*Material for this exercise*.
>>>>>
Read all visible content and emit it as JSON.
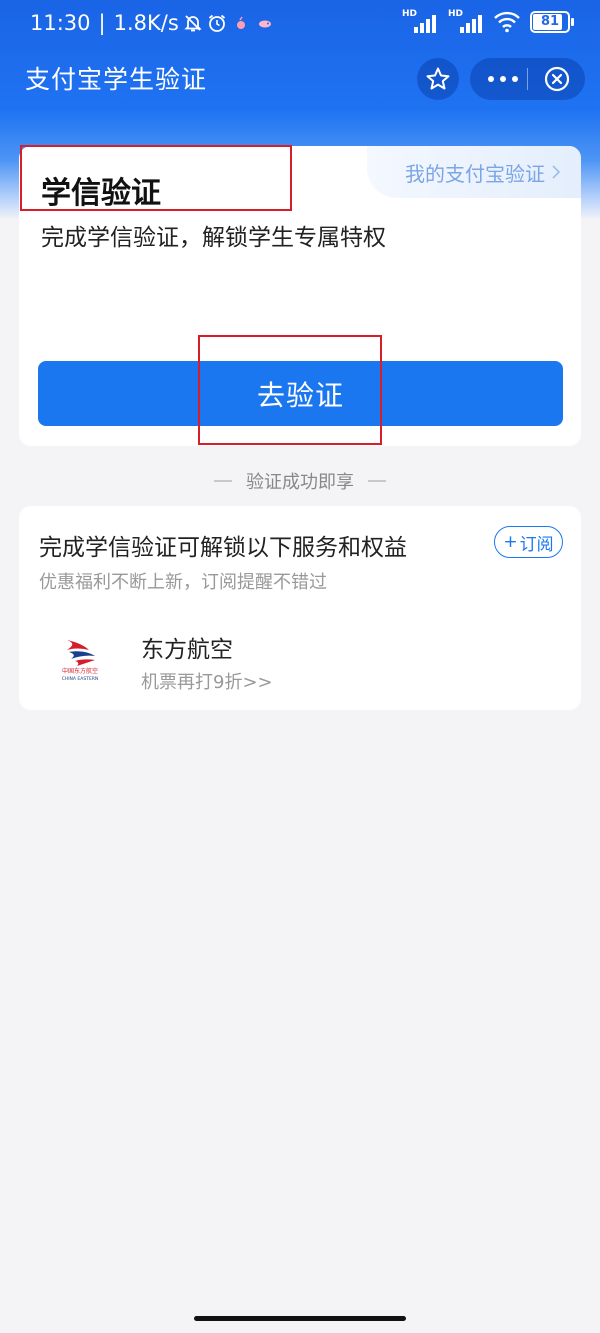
{
  "status_bar": {
    "time": "11:30",
    "net_speed": "1.8K/s",
    "signal_label_1": "HD",
    "signal_label_2": "HD",
    "battery": "81"
  },
  "nav": {
    "title": "支付宝学生验证"
  },
  "verify_card": {
    "title": "学信验证",
    "my_verify_link": "我的支付宝验证",
    "description": "完成学信验证，解锁学生专属特权",
    "button": "去验证"
  },
  "divider_label": "验证成功即享",
  "services": {
    "title": "完成学信验证可解锁以下服务和权益",
    "subtitle": "优惠福利不断上新，订阅提醒不错过",
    "subscribe_plus": "+",
    "subscribe_label": "订阅",
    "items": [
      {
        "logo_text_cn": "中国东方航空",
        "logo_text_en": "CHINA EASTERN",
        "name": "东方航空",
        "desc": "机票再打9折>>"
      }
    ]
  },
  "colors": {
    "brand_blue": "#1b77f0",
    "highlight_red": "#d81e2a"
  }
}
<<<<<
*Requirements*.
Set the listing down in full and exactly. Pictures within it should not appear in the copy.

*Answer to the task*.
Read all visible content and emit it as JSON.
{
  "status_bar": {
    "time": "11:30",
    "net_speed": "1.8K/s",
    "signal_label_1": "HD",
    "signal_label_2": "HD",
    "battery": "81"
  },
  "nav": {
    "title": "支付宝学生验证"
  },
  "verify_card": {
    "title": "学信验证",
    "my_verify_link": "我的支付宝验证",
    "description": "完成学信验证，解锁学生专属特权",
    "button": "去验证"
  },
  "divider_label": "验证成功即享",
  "services": {
    "title": "完成学信验证可解锁以下服务和权益",
    "subtitle": "优惠福利不断上新，订阅提醒不错过",
    "subscribe_plus": "+",
    "subscribe_label": "订阅",
    "items": [
      {
        "logo_text_cn": "中国东方航空",
        "logo_text_en": "CHINA EASTERN",
        "name": "东方航空",
        "desc": "机票再打9折>>"
      }
    ]
  },
  "colors": {
    "brand_blue": "#1b77f0",
    "highlight_red": "#d81e2a"
  }
}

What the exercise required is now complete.